_What the task requires:_
Extract each line of the material that follows exactly and omit its pictures.

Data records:
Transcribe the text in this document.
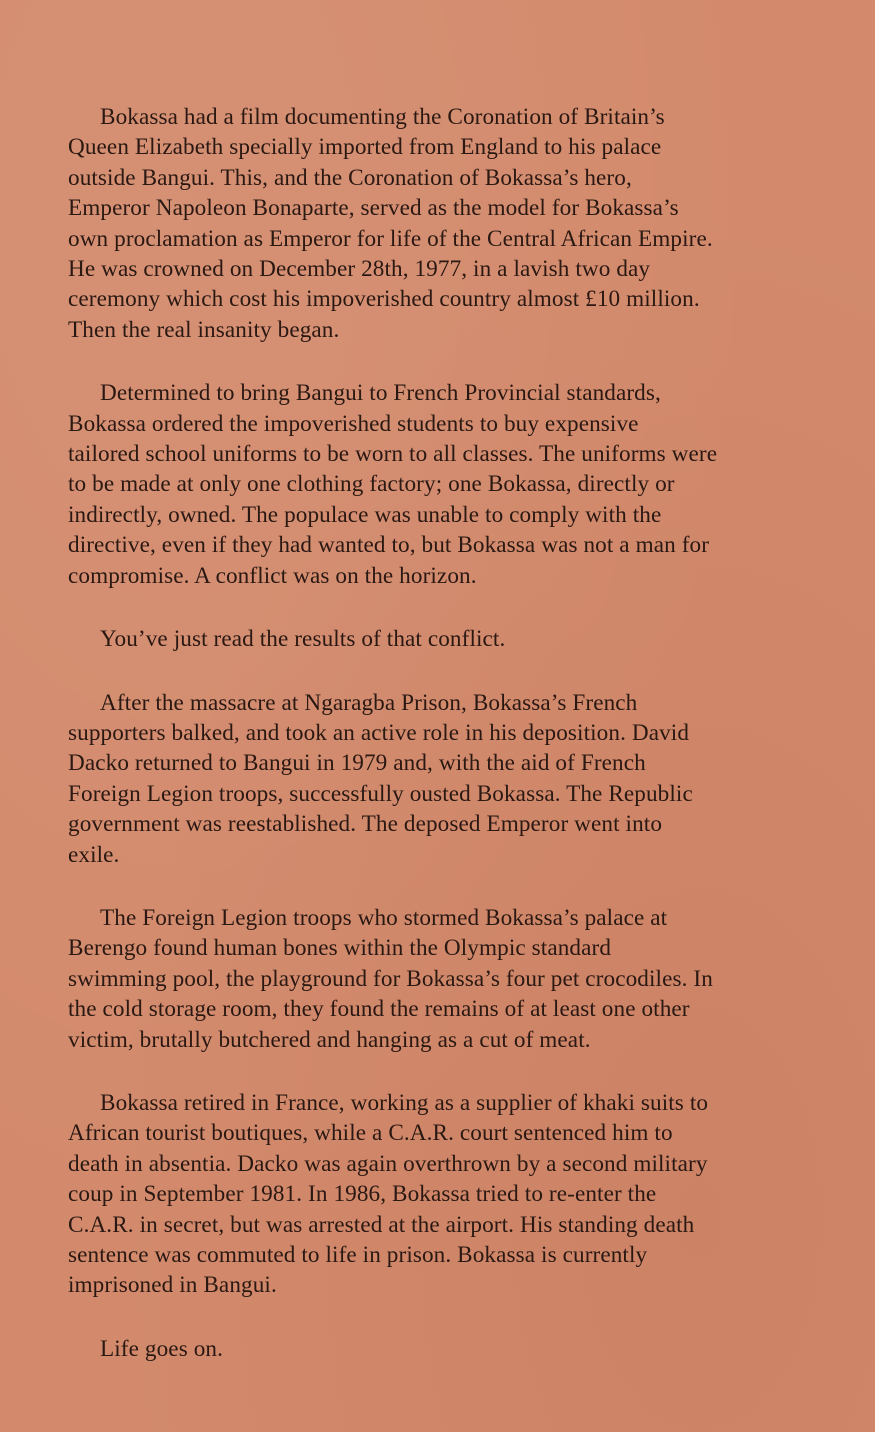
Bokassa had a film documenting the Coronation of Britain’s
Queen Elizabeth specially imported from England to his palace
outside Bangui. This, and the Coronation of Bokassa’s hero,
Emperor Napoleon Bonaparte, served as the model for Bokassa’s
own proclamation as Emperor for life of the Central African Empire.
He was crowned on December 28th, 1977, in a lavish two day
ceremony which cost his impoverished country almost £10 million.
Then the real insanity began.

Determined to bring Bangui to French Provincial standards,
Bokassa ordered the impoverished students to buy expensive
tailored school uniforms to be worn to all classes. The uniforms were
to be made at only one clothing factory; one Bokassa, directly or
indirectly, owned. The populace was unable to comply with the
directive, even if they had wanted to, but Bokassa was not a man for
compromise. A conflict was on the horizon.

You’ve just read the results of that conflict.

After the massacre at Ngaragba Prison, Bokassa’s French
supporters balked, and took an active role in his deposition. David
Dacko returned to Bangui in 1979 and, with the aid of French
Foreign Legion troops, successfully ousted Bokassa. The Republic
government was reestablished. The deposed Emperor went into
exile.

The Foreign Legion troops who stormed Bokassa’s palace at
Berengo found human bones within the Olympic standard
swimming pool, the playground for Bokassa’s four pet crocodiles. In
the cold storage room, they found the remains of at least one other
victim, brutally butchered and hanging as a cut of meat.

Bokassa retired in France, working as a supplier of khaki suits to
African tourist boutiques, while a C.A.R. court sentenced him to
death in absentia. Dacko was again overthrown by a second military
coup in September 1981. In 1986, Bokassa tried to re-enter the
C.A.R. in secret, but was arrested at the airport. His standing death
sentence was commuted to life in prison. Bokassa is currently
imprisoned in Bangui.

Life goes on.
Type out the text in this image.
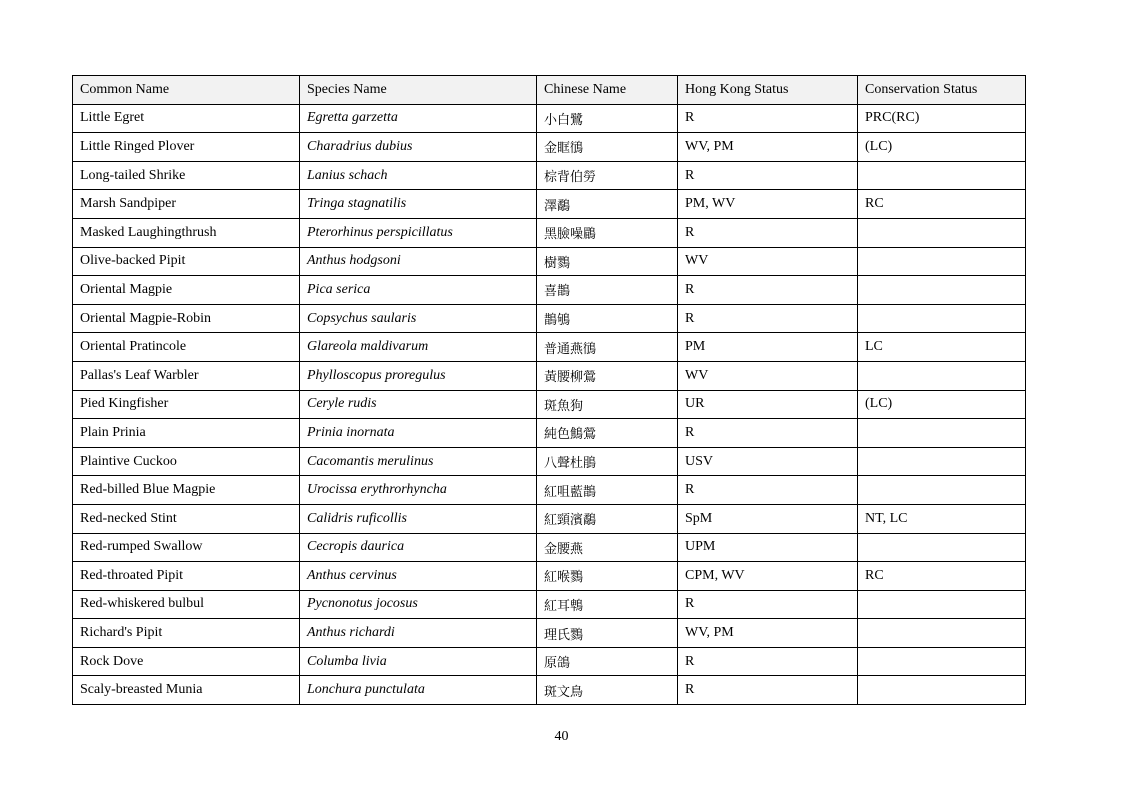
Common Name	Species Name	Chinese Name	Hong Kong Status	Conservation Status
Little Egret	Egretta garzetta	小白鷺	R	PRC(RC)
Little Ringed Plover	Charadrius dubius	金眶鴴	WV, PM	(LC)
Long-tailed Shrike	Lanius schach	棕背伯勞	R	
Marsh Sandpiper	Tringa stagnatilis	澤鷸	PM, WV	RC
Masked Laughingthrush	Pterorhinus perspicillatus	黑臉噪鶥	R	
Olive-backed Pipit	Anthus hodgsoni	樹鷚	WV	
Oriental Magpie	Pica serica	喜鵲	R	
Oriental Magpie-Robin	Copsychus saularis	鵲鴝	R	
Oriental Pratincole	Glareola maldivarum	普通燕鴴	PM	LC
Pallas's Leaf Warbler	Phylloscopus proregulus	黃腰柳鶯	WV	
Pied Kingfisher	Ceryle rudis	斑魚狗	UR	(LC)
Plain Prinia	Prinia inornata	純色鷦鶯	R	
Plaintive Cuckoo	Cacomantis merulinus	八聲杜鵑	USV	
Red-billed Blue Magpie	Urocissa erythrorhyncha	紅咀藍鵲	R	
Red-necked Stint	Calidris ruficollis	紅頸濱鷸	SpM	NT, LC
Red-rumped Swallow	Cecropis daurica	金腰燕	UPM	
Red-throated Pipit	Anthus cervinus	紅喉鷚	CPM, WV	RC
Red-whiskered bulbul	Pycnonotus jocosus	紅耳鵯	R	
Richard's Pipit	Anthus richardi	理氏鷚	WV, PM	
Rock Dove	Columba livia	原鴿	R	
Scaly-breasted Munia	Lonchura punctulata	斑文鳥	R	
40
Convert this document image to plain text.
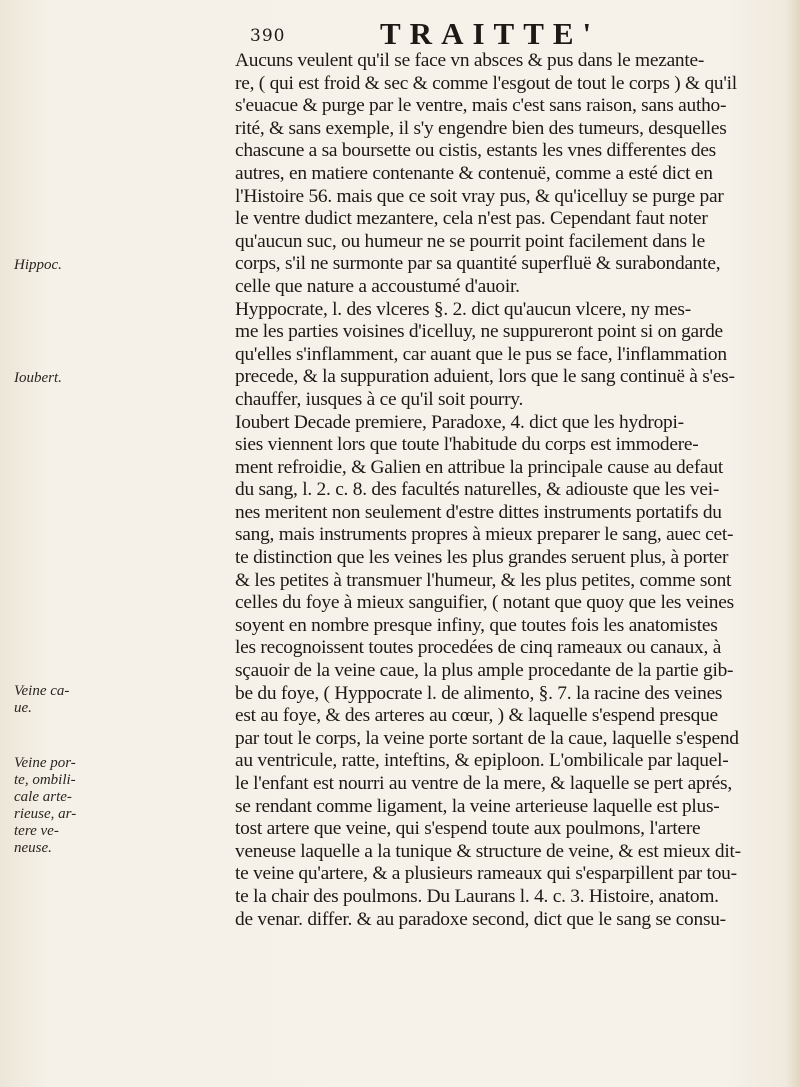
390	TRAITTE'
Hippoc.
Ioubert.
Veine ca-
ue.
Veine por-
te, ombili-
cale arte-
rieuse, ar-
tere ve-
neuse.
Aucuns veulent qu'il se face vn absces & pus dans le mezante-
re, ( qui est froid & sec & comme l'esgout de tout le corps ) & qu'il
s'euacue & purge par le ventre, mais c'est sans raison, sans autho-
rité, & sans exemple, il s'y engendre bien des tumeurs, desquelles
chascune a sa boursette ou cistis, estants les vnes differentes des
autres, en matiere contenante & contenuë, comme a esté dict en
l'Histoire 56. mais que ce soit vray pus, & qu'icelluy se purge par
le ventre dudict mezantere, cela n'est pas. Cependant faut noter
qu'aucun suc, ou humeur ne se pourrit point facilement dans le
corps, s'il ne surmonte par sa quantité superfluë & surabondante,
celle que nature a accoustumé d'auoir.
Hyppocrate, l. des vlceres §. 2. dict qu'aucun vlcere, ny mes-
me les parties voisines d'icelluy, ne suppureront point si on garde
qu'elles s'inflamment, car auant que le pus se face, l'inflammation
precede, & la suppuration aduient, lors que le sang continuë à s'es-
chauffer, iusques à ce qu'il soit pourry.
Ioubert Decade premiere, Paradoxe, 4. dict que les hydropi-
sies viennent lors que toute l'habitude du corps est immodere-
ment refroidie, & Galien en attribue la principale cause au defaut
du sang, l. 2. c. 8. des facultés naturelles, & adiouste que les vei-
nes meritent non seulement d'estre dittes instruments portatifs du
sang, mais instruments propres à mieux preparer le sang, auec cet-
te distinction que les veines les plus grandes seruent plus, à porter
& les petites à transmuer l'humeur, & les plus petites, comme sont
celles du foye à mieux sanguifier, ( notant que quoy que les veines
soyent en nombre presque infiny, que toutes fois les anatomistes
les recognoissent toutes procedées de cinq rameaux ou canaux, à
sçauoir de la veine caue, la plus ample procedante de la partie gib-
be du foye, ( Hyppocrate l. de alimento, §. 7. la racine des veines
est au foye, & des arteres au cœur, ) & laquelle s'espend presque
par tout le corps, la veine porte sortant de la caue, laquelle s'espend
au ventricule, ratte, inteftins, & epiploon. L'ombilicale par laquel-
le l'enfant est nourri au ventre de la mere, & laquelle se pert aprés,
se rendant comme ligament, la veine arterieuse laquelle est plus-
tost artere que veine, qui s'espend toute aux poulmons, l'artere
veneuse laquelle a la tunique & structure de veine, & est mieux dit-
te veine qu'artere, & a plusieurs rameaux qui s'esparpillent par tou-
te la chair des poulmons. Du Laurans l. 4. c. 3. Histoire, anatom.
de venar. differ. & au paradoxe second, dict que le sang se consu-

_Final result:_
Transcribe the text in this document.
Bokassa had a film documenting the Coronation of Britain’s
Queen Elizabeth specially imported from England to his palace
outside Bangui. This, and the Coronation of Bokassa’s hero,
Emperor Napoleon Bonaparte, served as the model for Bokassa’s
own proclamation as Emperor for life of the Central African Empire.
He was crowned on December 28th, 1977, in a lavish two day
ceremony which cost his impoverished country almost £10 million.
Then the real insanity began.

Determined to bring Bangui to French Provincial standards,
Bokassa ordered the impoverished students to buy expensive
tailored school uniforms to be worn to all classes. The uniforms were
to be made at only one clothing factory; one Bokassa, directly or
indirectly, owned. The populace was unable to comply with the
directive, even if they had wanted to, but Bokassa was not a man for
compromise. A conflict was on the horizon.

You’ve just read the results of that conflict.

After the massacre at Ngaragba Prison, Bokassa’s French
supporters balked, and took an active role in his deposition. David
Dacko returned to Bangui in 1979 and, with the aid of French
Foreign Legion troops, successfully ousted Bokassa. The Republic
government was reestablished. The deposed Emperor went into
exile.

The Foreign Legion troops who stormed Bokassa’s palace at
Berengo found human bones within the Olympic standard
swimming pool, the playground for Bokassa’s four pet crocodiles. In
the cold storage room, they found the remains of at least one other
victim, brutally butchered and hanging as a cut of meat.

Bokassa retired in France, working as a supplier of khaki suits to
African tourist boutiques, while a C.A.R. court sentenced him to
death in absentia. Dacko was again overthrown by a second military
coup in September 1981. In 1986, Bokassa tried to re-enter the
C.A.R. in secret, but was arrested at the airport. His standing death
sentence was commuted to life in prison. Bokassa is currently
imprisoned in Bangui.

Life goes on.
Type out the text in this image.
Common Name	Species Name	Chinese Name	Hong Kong Status	Conservation Status
Little Egret	Egretta garzetta	小白鷺	R	PRC(RC)
Little Ringed Plover	Charadrius dubius	金眶鴴	WV, PM	(LC)
Long-tailed Shrike	Lanius schach	棕背伯勞	R	
Marsh Sandpiper	Tringa stagnatilis	澤鷸	PM, WV	RC
Masked Laughingthrush	Pterorhinus perspicillatus	黑臉噪鶥	R	
Olive-backed Pipit	Anthus hodgsoni	樹鷚	WV	
Oriental Magpie	Pica serica	喜鵲	R	
Oriental Magpie-Robin	Copsychus saularis	鵲鴝	R	
Oriental Pratincole	Glareola maldivarum	普通燕鴴	PM	LC
Pallas's Leaf Warbler	Phylloscopus proregulus	黃腰柳鶯	WV	
Pied Kingfisher	Ceryle rudis	斑魚狗	UR	(LC)
Plain Prinia	Prinia inornata	純色鷦鶯	R	
Plaintive Cuckoo	Cacomantis merulinus	八聲杜鵑	USV	
Red-billed Blue Magpie	Urocissa erythrorhyncha	紅咀藍鵲	R	
Red-necked Stint	Calidris ruficollis	紅頸濱鷸	SpM	NT, LC
Red-rumped Swallow	Cecropis daurica	金腰燕	UPM	
Red-throated Pipit	Anthus cervinus	紅喉鷚	CPM, WV	RC
Red-whiskered bulbul	Pycnonotus jocosus	紅耳鵯	R	
Richard's Pipit	Anthus richardi	理氏鷚	WV, PM	
Rock Dove	Columba livia	原鴿	R	
Scaly-breasted Munia	Lonchura punctulata	斑文鳥	R	
40
Convert this document image to plain text.
390	TRAITTE'
Hippoc.
Ioubert.
Veine ca-
ue.
Veine por-
te, ombili-
cale arte-
rieuse, ar-
tere ve-
neuse.
Aucuns veulent qu'il se face vn absces & pus dans le mezante-
re, ( qui est froid & sec & comme l'esgout de tout le corps ) & qu'il
s'euacue & purge par le ventre, mais c'est sans raison, sans autho-
rité, & sans exemple, il s'y engendre bien des tumeurs, desquelles
chascune a sa boursette ou cistis, estants les vnes differentes des
autres, en matiere contenante & contenuë, comme a esté dict en
l'Histoire 56. mais que ce soit vray pus, & qu'icelluy se purge par
le ventre dudict mezantere, cela n'est pas. Cependant faut noter
qu'aucun suc, ou humeur ne se pourrit point facilement dans le
corps, s'il ne surmonte par sa quantité superfluë & surabondante,
celle que nature a accoustumé d'auoir.
Hyppocrate, l. des vlceres §. 2. dict qu'aucun vlcere, ny mes-
me les parties voisines d'icelluy, ne suppureront point si on garde
qu'elles s'inflamment, car auant que le pus se face, l'inflammation
precede, & la suppuration aduient, lors que le sang continuë à s'es-
chauffer, iusques à ce qu'il soit pourry.
Ioubert Decade premiere, Paradoxe, 4. dict que les hydropi-
sies viennent lors que toute l'habitude du corps est immodere-
ment refroidie, & Galien en attribue la principale cause au defaut
du sang, l. 2. c. 8. des facultés naturelles, & adiouste que les vei-
nes meritent non seulement d'estre dittes instruments portatifs du
sang, mais instruments propres à mieux preparer le sang, auec cet-
te distinction que les veines les plus grandes seruent plus, à porter
& les petites à transmuer l'humeur, & les plus petites, comme sont
celles du foye à mieux sanguifier, ( notant que quoy que les veines
soyent en nombre presque infiny, que toutes fois les anatomistes
les recognoissent toutes procedées de cinq rameaux ou canaux, à
sçauoir de la veine caue, la plus ample procedante de la partie gib-
be du foye, ( Hyppocrate l. de alimento, §. 7. la racine des veines
est au foye, & des arteres au cœur, ) & laquelle s'espend presque
par tout le corps, la veine porte sortant de la caue, laquelle s'espend
au ventricule, ratte, inteftins, & epiploon. L'ombilicale par laquel-
le l'enfant est nourri au ventre de la mere, & laquelle se pert aprés,
se rendant comme ligament, la veine arterieuse laquelle est plus-
tost artere que veine, qui s'espend toute aux poulmons, l'artere
veneuse laquelle a la tunique & structure de veine, & est mieux dit-
te veine qu'artere, & a plusieurs rameaux qui s'esparpillent par tou-
te la chair des poulmons. Du Laurans l. 4. c. 3. Histoire, anatom.
de venar. differ. & au paradoxe second, dict que le sang se consu-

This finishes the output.